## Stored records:
begin

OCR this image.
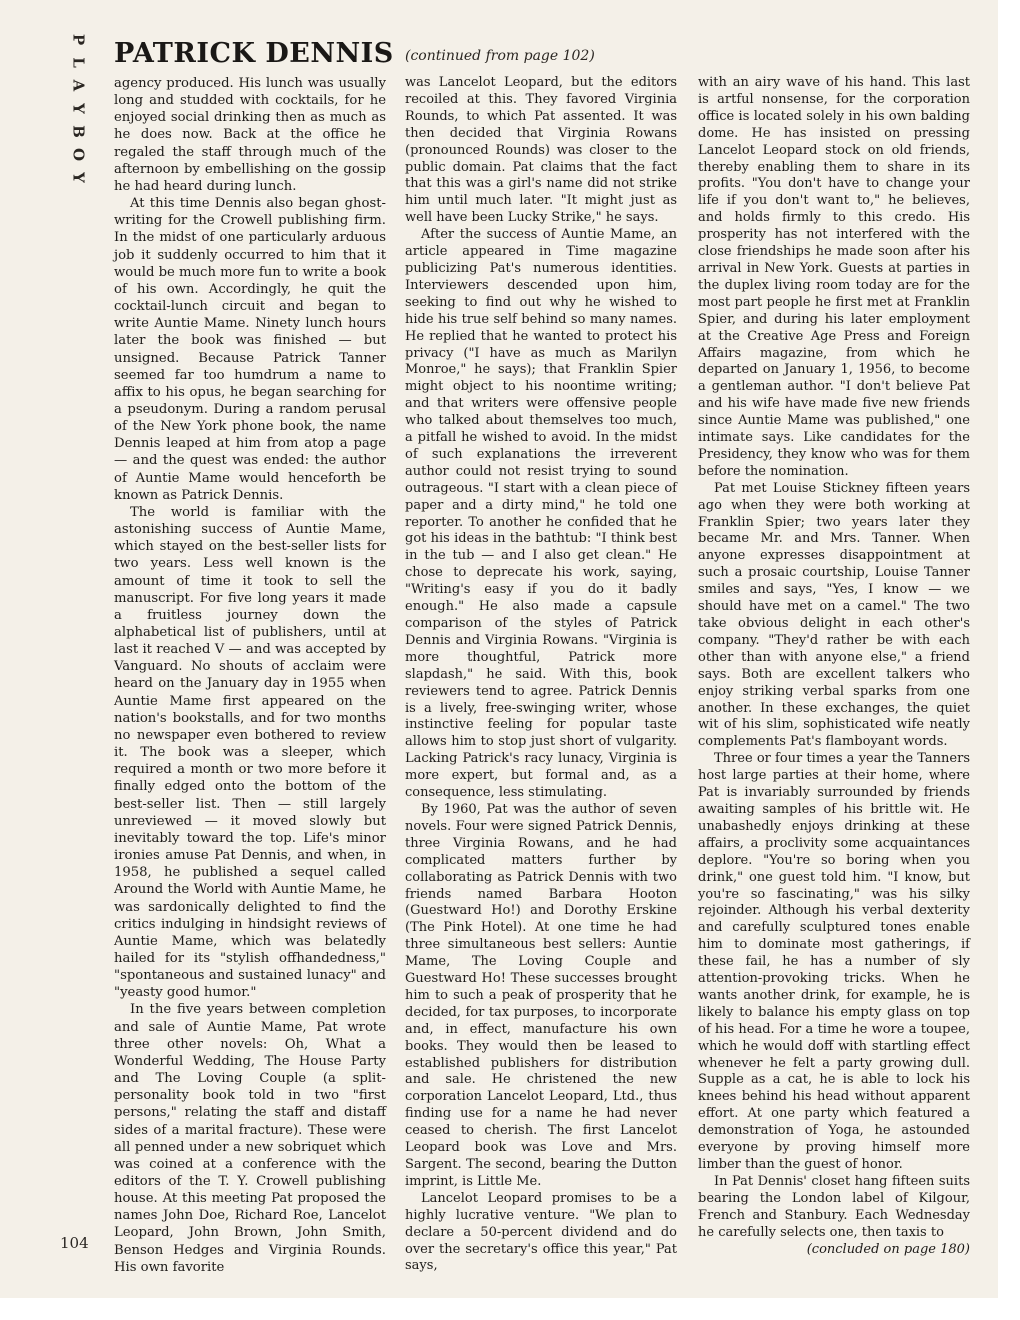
P
L
A
Y
B
O
Y
PATRICK DENNIS (continued from page 102)

agency produced. His lunch was usually long and studded with cocktails, for he enjoyed social drinking then as much as he does now. Back at the office he regaled the staff through much of the afternoon by embellishing on the gossip he had heard during lunch.

At this time Dennis also began ghost-writing for the Crowell publishing firm. In the midst of one particularly arduous job it suddenly occurred to him that it would be much more fun to write a book of his own. Accordingly, he quit the cocktail-lunch circuit and began to write Auntie Mame. Ninety lunch hours later the book was finished — but unsigned. Because Patrick Tanner seemed far too humdrum a name to affix to his opus, he began searching for a pseudonym. During a random perusal of the New York phone book, the name Dennis leaped at him from atop a page — and the quest was ended: the author of Auntie Mame would henceforth be known as Patrick Dennis.

The world is familiar with the astonishing success of Auntie Mame, which stayed on the best-seller lists for two years. Less well known is the amount of time it took to sell the manuscript. For five long years it made a fruitless journey down the alphabetical list of publishers, until at last it reached V — and was accepted by Vanguard. No shouts of acclaim were heard on the January day in 1955 when Auntie Mame first appeared on the nation's bookstalls, and for two months no newspaper even bothered to review it. The book was a sleeper, which required a month or two more before it finally edged onto the bottom of the best-seller list. Then — still largely unreviewed — it moved slowly but inevitably toward the top. Life's minor ironies amuse Pat Dennis, and when, in 1958, he published a sequel called Around the World with Auntie Mame, he was sardonically delighted to find the critics indulging in hindsight reviews of Auntie Mame, which was belatedly hailed for its "stylish offhandedness," "spontaneous and sustained lunacy" and "yeasty good humor."

In the five years between completion and sale of Auntie Mame, Pat wrote three other novels: Oh, What a Wonderful Wedding, The House Party and The Loving Couple (a split-personality book told in two "first persons," relating the staff and distaff sides of a marital fracture). These were all penned under a new sobriquet which was coined at a conference with the editors of the T. Y. Crowell publishing house. At this meeting Pat proposed the names John Doe, Richard Roe, Lancelot Leopard, John Brown, John Smith, Benson Hedges and Virginia Rounds. His own favorite

was Lancelot Leopard, but the editors recoiled at this. They favored Virginia Rounds, to which Pat assented. It was then decided that Virginia Rowans (pronounced Rounds) was closer to the public domain. Pat claims that the fact that this was a girl's name did not strike him until much later. "It might just as well have been Lucky Strike," he says.

After the success of Auntie Mame, an article appeared in Time magazine publicizing Pat's numerous identities. Interviewers descended upon him, seeking to find out why he wished to hide his true self behind so many names. He replied that he wanted to protect his privacy ("I have as much as Marilyn Monroe," he says); that Franklin Spier might object to his noontime writing; and that writers were offensive people who talked about themselves too much, a pitfall he wished to avoid. In the midst of such explanations the irreverent author could not resist trying to sound outrageous. "I start with a clean piece of paper and a dirty mind," he told one reporter. To another he confided that he got his ideas in the bathtub: "I think best in the tub — and I also get clean." He chose to deprecate his work, saying, "Writing's easy if you do it badly enough." He also made a capsule comparison of the styles of Patrick Dennis and Virginia Rowans. "Virginia is more thoughtful, Patrick more slapdash," he said. With this, book reviewers tend to agree. Patrick Dennis is a lively, free-swinging writer, whose instinctive feeling for popular taste allows him to stop just short of vulgarity. Lacking Patrick's racy lunacy, Virginia is more expert, but formal and, as a consequence, less stimulating.

By 1960, Pat was the author of seven novels. Four were signed Patrick Dennis, three Virginia Rowans, and he had complicated matters further by collaborating as Patrick Dennis with two friends named Barbara Hooton (Guestward Ho!) and Dorothy Erskine (The Pink Hotel). At one time he had three simultaneous best sellers: Auntie Mame, The Loving Couple and Guestward Ho! These successes brought him to such a peak of prosperity that he decided, for tax purposes, to incorporate and, in effect, manufacture his own books. They would then be leased to established publishers for distribution and sale. He christened the new corporation Lancelot Leopard, Ltd., thus finding use for a name he had never ceased to cherish. The first Lancelot Leopard book was Love and Mrs. Sargent. The second, bearing the Dutton imprint, is Little Me.

Lancelot Leopard promises to be a highly lucrative venture. "We plan to declare a 50-percent dividend and do over the secretary's office this year," Pat says,

with an airy wave of his hand. This last is artful nonsense, for the corporation office is located solely in his own balding dome. He has insisted on pressing Lancelot Leopard stock on old friends, thereby enabling them to share in its profits. "You don't have to change your life if you don't want to," he believes, and holds firmly to this credo. His prosperity has not interfered with the close friendships he made soon after his arrival in New York. Guests at parties in the duplex living room today are for the most part people he first met at Franklin Spier, and during his later employment at the Creative Age Press and Foreign Affairs magazine, from which he departed on January 1, 1956, to become a gentleman author. "I don't believe Pat and his wife have made five new friends since Auntie Mame was published," one intimate says. Like candidates for the Presidency, they know who was for them before the nomination.

Pat met Louise Stickney fifteen years ago when they were both working at Franklin Spier; two years later they became Mr. and Mrs. Tanner. When anyone expresses disappointment at such a prosaic courtship, Louise Tanner smiles and says, "Yes, I know — we should have met on a camel." The two take obvious delight in each other's company. "They'd rather be with each other than with anyone else," a friend says. Both are excellent talkers who enjoy striking verbal sparks from one another. In these exchanges, the quiet wit of his slim, sophisticated wife neatly complements Pat's flamboyant words.

Three or four times a year the Tanners host large parties at their home, where Pat is invariably surrounded by friends awaiting samples of his brittle wit. He unabashedly enjoys drinking at these affairs, a proclivity some acquaintances deplore. "You're so boring when you drink," one guest told him. "I know, but you're so fascinating," was his silky rejoinder. Although his verbal dexterity and carefully sculptured tones enable him to dominate most gatherings, if these fail, he has a number of sly attention-provoking tricks. When he wants another drink, for example, he is likely to balance his empty glass on top of his head. For a time he wore a toupee, which he would doff with startling effect whenever he felt a party growing dull. Supple as a cat, he is able to lock his knees behind his head without apparent effort. At one party which featured a demonstration of Yoga, he astounded everyone by proving himself more limber than the guest of honor.

In Pat Dennis' closet hang fifteen suits bearing the London label of Kilgour, French and Stanbury. Each Wednesday he carefully selects one, then taxis to

(concluded on page 180)

104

end

## REQUIRED TASK:
Set every line down exactly as written, leaving each picture out.

## EXERCISE SOLUTION:
OCR this image.
P
L
A
Y
B
O
Y
PATRICK DENNIS (continued from page 102)

agency produced. His lunch was usually long and studded with cocktails, for he enjoyed social drinking then as much as he does now. Back at the office he regaled the staff through much of the afternoon by embellishing on the gossip he had heard during lunch.

At this time Dennis also began ghost-writing for the Crowell publishing firm. In the midst of one particularly arduous job it suddenly occurred to him that it would be much more fun to write a book of his own. Accordingly, he quit the cocktail-lunch circuit and began to write Auntie Mame. Ninety lunch hours later the book was finished — but unsigned. Because Patrick Tanner seemed far too humdrum a name to affix to his opus, he began searching for a pseudonym. During a random perusal of the New York phone book, the name Dennis leaped at him from atop a page — and the quest was ended: the author of Auntie Mame would henceforth be known as Patrick Dennis.

The world is familiar with the astonishing success of Auntie Mame, which stayed on the best-seller lists for two years. Less well known is the amount of time it took to sell the manuscript. For five long years it made a fruitless journey down the alphabetical list of publishers, until at last it reached V — and was accepted by Vanguard. No shouts of acclaim were heard on the January day in 1955 when Auntie Mame first appeared on the nation's bookstalls, and for two months no newspaper even bothered to review it. The book was a sleeper, which required a month or two more before it finally edged onto the bottom of the best-seller list. Then — still largely unreviewed — it moved slowly but inevitably toward the top. Life's minor ironies amuse Pat Dennis, and when, in 1958, he published a sequel called Around the World with Auntie Mame, he was sardonically delighted to find the critics indulging in hindsight reviews of Auntie Mame, which was belatedly hailed for its "stylish offhandedness," "spontaneous and sustained lunacy" and "yeasty good humor."

In the five years between completion and sale of Auntie Mame, Pat wrote three other novels: Oh, What a Wonderful Wedding, The House Party and The Loving Couple (a split-personality book told in two "first persons," relating the staff and distaff sides of a marital fracture). These were all penned under a new sobriquet which was coined at a conference with the editors of the T. Y. Crowell publishing house. At this meeting Pat proposed the names John Doe, Richard Roe, Lancelot Leopard, John Brown, John Smith, Benson Hedges and Virginia Rounds. His own favorite

was Lancelot Leopard, but the editors recoiled at this. They favored Virginia Rounds, to which Pat assented. It was then decided that Virginia Rowans (pronounced Rounds) was closer to the public domain. Pat claims that the fact that this was a girl's name did not strike him until much later. "It might just as well have been Lucky Strike," he says.

After the success of Auntie Mame, an article appeared in Time magazine publicizing Pat's numerous identities. Interviewers descended upon him, seeking to find out why he wished to hide his true self behind so many names. He replied that he wanted to protect his privacy ("I have as much as Marilyn Monroe," he says); that Franklin Spier might object to his noontime writing; and that writers were offensive people who talked about themselves too much, a pitfall he wished to avoid. In the midst of such explanations the irreverent author could not resist trying to sound outrageous. "I start with a clean piece of paper and a dirty mind," he told one reporter. To another he confided that he got his ideas in the bathtub: "I think best in the tub — and I also get clean." He chose to deprecate his work, saying, "Writing's easy if you do it badly enough." He also made a capsule comparison of the styles of Patrick Dennis and Virginia Rowans. "Virginia is more thoughtful, Patrick more slapdash," he said. With this, book reviewers tend to agree. Patrick Dennis is a lively, free-swinging writer, whose instinctive feeling for popular taste allows him to stop just short of vulgarity. Lacking Patrick's racy lunacy, Virginia is more expert, but formal and, as a consequence, less stimulating.

By 1960, Pat was the author of seven novels. Four were signed Patrick Dennis, three Virginia Rowans, and he had complicated matters further by collaborating as Patrick Dennis with two friends named Barbara Hooton (Guestward Ho!) and Dorothy Erskine (The Pink Hotel). At one time he had three simultaneous best sellers: Auntie Mame, The Loving Couple and Guestward Ho! These successes brought him to such a peak of prosperity that he decided, for tax purposes, to incorporate and, in effect, manufacture his own books. They would then be leased to established publishers for distribution and sale. He christened the new corporation Lancelot Leopard, Ltd., thus finding use for a name he had never ceased to cherish. The first Lancelot Leopard book was Love and Mrs. Sargent. The second, bearing the Dutton imprint, is Little Me.

Lancelot Leopard promises to be a highly lucrative venture. "We plan to declare a 50-percent dividend and do over the secretary's office this year," Pat says,

with an airy wave of his hand. This last is artful nonsense, for the corporation office is located solely in his own balding dome. He has insisted on pressing Lancelot Leopard stock on old friends, thereby enabling them to share in its profits. "You don't have to change your life if you don't want to," he believes, and holds firmly to this credo. His prosperity has not interfered with the close friendships he made soon after his arrival in New York. Guests at parties in the duplex living room today are for the most part people he first met at Franklin Spier, and during his later employment at the Creative Age Press and Foreign Affairs magazine, from which he departed on January 1, 1956, to become a gentleman author. "I don't believe Pat and his wife have made five new friends since Auntie Mame was published," one intimate says. Like candidates for the Presidency, they know who was for them before the nomination.

Pat met Louise Stickney fifteen years ago when they were both working at Franklin Spier; two years later they became Mr. and Mrs. Tanner. When anyone expresses disappointment at such a prosaic courtship, Louise Tanner smiles and says, "Yes, I know — we should have met on a camel." The two take obvious delight in each other's company. "They'd rather be with each other than with anyone else," a friend says. Both are excellent talkers who enjoy striking verbal sparks from one another. In these exchanges, the quiet wit of his slim, sophisticated wife neatly complements Pat's flamboyant words.

Three or four times a year the Tanners host large parties at their home, where Pat is invariably surrounded by friends awaiting samples of his brittle wit. He unabashedly enjoys drinking at these affairs, a proclivity some acquaintances deplore. "You're so boring when you drink," one guest told him. "I know, but you're so fascinating," was his silky rejoinder. Although his verbal dexterity and carefully sculptured tones enable him to dominate most gatherings, if these fail, he has a number of sly attention-provoking tricks. When he wants another drink, for example, he is likely to balance his empty glass on top of his head. For a time he wore a toupee, which he would doff with startling effect whenever he felt a party growing dull. Supple as a cat, he is able to lock his knees behind his head without apparent effort. At one party which featured a demonstration of Yoga, he astounded everyone by proving himself more limber than the guest of honor.

In Pat Dennis' closet hang fifteen suits bearing the London label of Kilgour, French and Stanbury. Each Wednesday he carefully selects one, then taxis to

(concluded on page 180)

104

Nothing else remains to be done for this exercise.